(Direction):
In the data below, find every line with the string "kind" and pull it out.

(Listing):
****
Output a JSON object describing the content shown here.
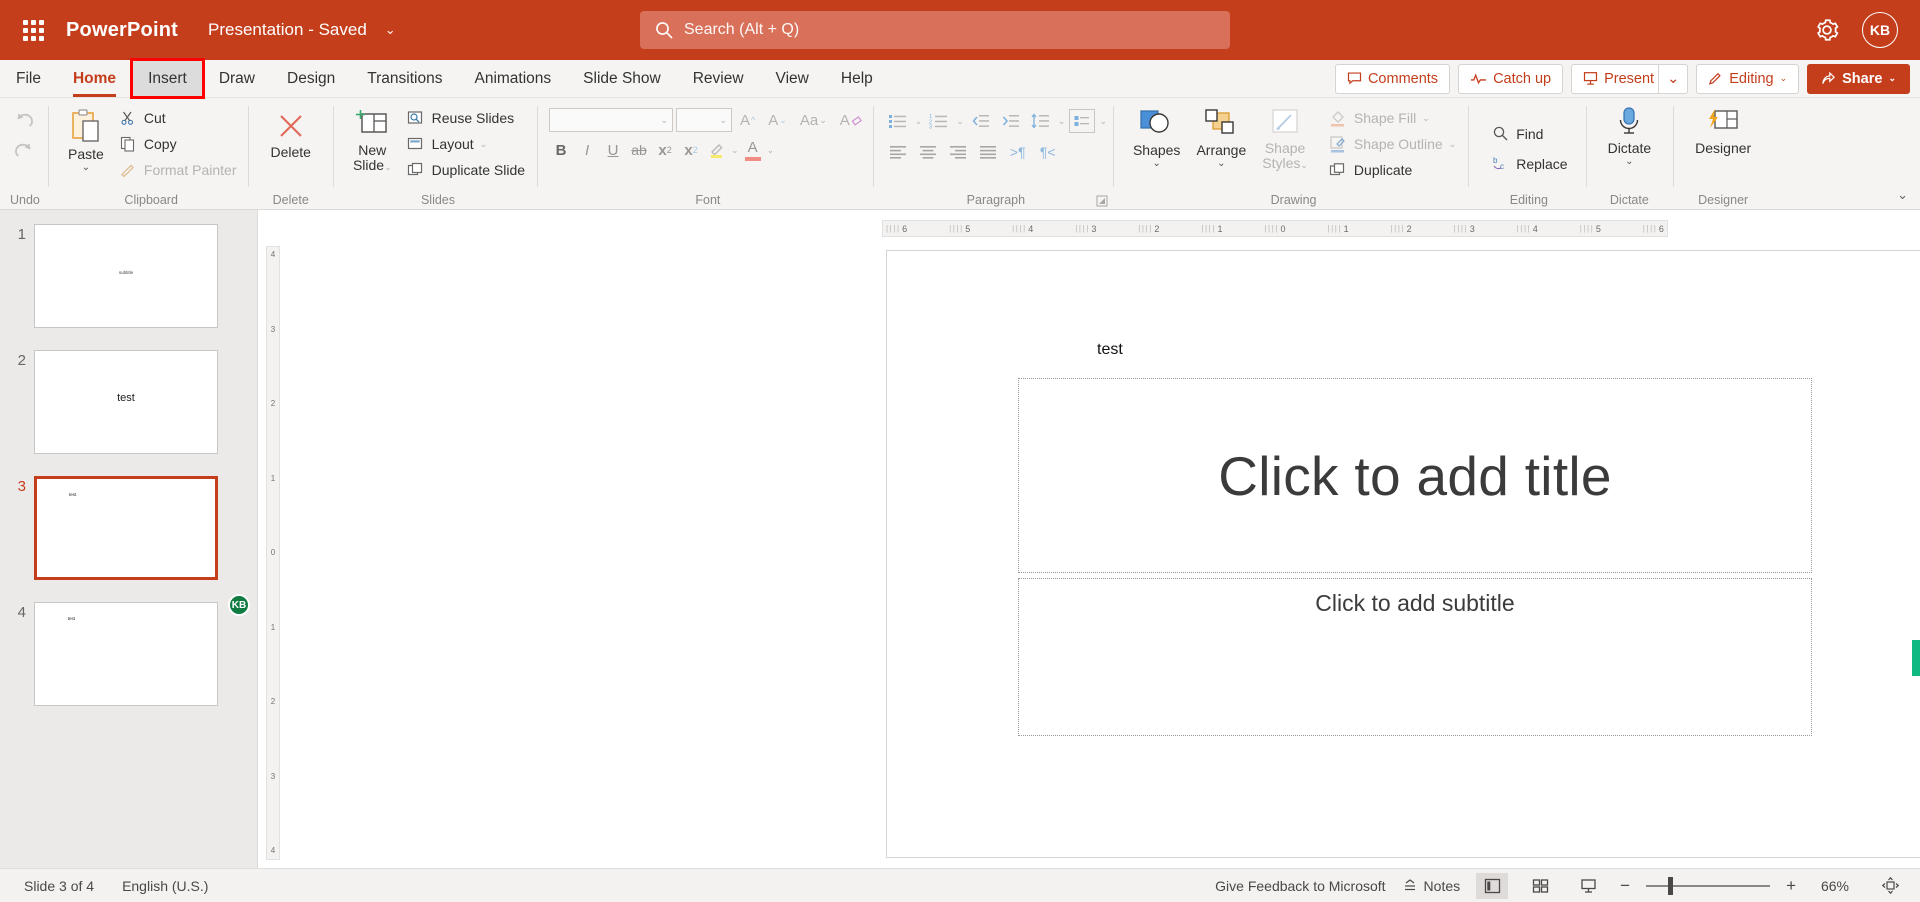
{
  "titlebar": {
    "waffle_name": "app-launcher",
    "brand": "PowerPoint",
    "document_name": "Presentation  -  Saved",
    "caret": "⌄",
    "search_placeholder": "Search (Alt + Q)",
    "search_value": "",
    "avatar_initials": "KB",
    "brand_color": "#c43e1c"
  },
  "tabs": [
    {
      "label": "File",
      "state": "normal"
    },
    {
      "label": "Home",
      "state": "active"
    },
    {
      "label": "Insert",
      "state": "highlighted"
    },
    {
      "label": "Draw",
      "state": "normal"
    },
    {
      "label": "Design",
      "state": "normal"
    },
    {
      "label": "Transitions",
      "state": "normal"
    },
    {
      "label": "Animations",
      "state": "normal"
    },
    {
      "label": "Slide Show",
      "state": "normal"
    },
    {
      "label": "Review",
      "state": "normal"
    },
    {
      "label": "View",
      "state": "normal"
    },
    {
      "label": "Help",
      "state": "normal"
    }
  ],
  "tabbar_actions": {
    "comments": "Comments",
    "catch_up": "Catch up",
    "present": "Present",
    "present_caret": "⌄",
    "editing": "Editing",
    "editing_caret": "⌄",
    "share": "Share",
    "share_caret": "⌄"
  },
  "ribbon": {
    "undo": {
      "label": "Undo",
      "undo_icon": "undo-arrow-icon",
      "redo_icon": "redo-arrow-icon"
    },
    "clipboard": {
      "label": "Clipboard",
      "paste": "Paste",
      "paste_caret": "⌄",
      "cut": "Cut",
      "copy": "Copy",
      "format_painter": "Format Painter"
    },
    "delete": {
      "label": "Delete",
      "button": "Delete"
    },
    "slides": {
      "label": "Slides",
      "new_slide_line1": "New",
      "new_slide_line2": "Slide",
      "new_slide_caret": "⌄",
      "reuse_slides": "Reuse Slides",
      "layout": "Layout",
      "layout_caret": "⌄",
      "duplicate_slide": "Duplicate Slide"
    },
    "font": {
      "label": "Font",
      "font_name_value": "",
      "font_size_value": "",
      "grow_font": "A",
      "shrink_font": "A",
      "change_case": "Aa",
      "clear_formatting": "A",
      "bold": "B",
      "italic": "I",
      "underline": "U",
      "strikethrough": "ab",
      "subscript": "x",
      "superscript": "x",
      "highlight": "highlight-icon",
      "font_color": "A"
    },
    "paragraph": {
      "label": "Paragraph",
      "bullets": "bullet-list-icon",
      "numbering": "numbered-list-icon",
      "decrease_indent": "decrease-indent-icon",
      "increase_indent": "increase-indent-icon",
      "line_spacing": "line-spacing-icon",
      "text_direction": "text-direction-icon",
      "align_left": "align-left-icon",
      "align_center": "align-center-icon",
      "align_right": "align-right-icon",
      "justify": "justify-icon",
      "ltr": ">¶",
      "rtl": "¶<"
    },
    "drawing": {
      "label": "Drawing",
      "shapes": "Shapes",
      "shapes_caret": "⌄",
      "arrange": "Arrange",
      "arrange_caret": "⌄",
      "shape_styles_l1": "Shape",
      "shape_styles_l2": "Styles",
      "shape_styles_caret": "⌄",
      "shape_fill": "Shape Fill",
      "shape_fill_caret": "⌄",
      "shape_outline": "Shape Outline",
      "shape_outline_caret": "⌄",
      "duplicate": "Duplicate"
    },
    "editing": {
      "label": "Editing",
      "find": "Find",
      "replace": "Replace"
    },
    "dictate": {
      "label": "Dictate",
      "button": "Dictate",
      "caret": "⌄"
    },
    "designer": {
      "label": "Designer",
      "button": "Designer"
    },
    "collapse_caret": "⌄"
  },
  "thumbnails": [
    {
      "number": "1",
      "kind": "subtitle",
      "text": "subtitle",
      "selected": false,
      "presence": ""
    },
    {
      "number": "2",
      "kind": "center",
      "text": "test",
      "selected": false,
      "presence": ""
    },
    {
      "number": "3",
      "kind": "topleft",
      "text": "test",
      "selected": true,
      "presence": ""
    },
    {
      "number": "4",
      "kind": "topleft",
      "text": "test",
      "selected": false,
      "presence": "KB"
    }
  ],
  "ruler": {
    "horizontal": [
      "6",
      "5",
      "4",
      "3",
      "2",
      "1",
      "0",
      "1",
      "2",
      "3",
      "4",
      "5",
      "6"
    ],
    "vertical": [
      "4",
      "3",
      "2",
      "1",
      "0",
      "1",
      "2",
      "3",
      "4"
    ]
  },
  "slide": {
    "text_box": "test",
    "title_placeholder": "Click to add title",
    "subtitle_placeholder": "Click to add subtitle"
  },
  "statusbar": {
    "slide_counter": "Slide 3 of 4",
    "language": "English (U.S.)",
    "feedback": "Give Feedback to Microsoft",
    "notes": "Notes",
    "view_normal": "normal-view-icon",
    "view_sorter": "slide-sorter-icon",
    "view_reading": "reading-view-icon",
    "zoom_out": "−",
    "zoom_in": "+",
    "zoom_value": "66%",
    "fit_slide": "fit-to-window-icon"
  }
}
****
(Answer to this task):
      "kind": "subtitle",
      "kind": "center",
      "kind": "topleft",
      "kind": "topleft",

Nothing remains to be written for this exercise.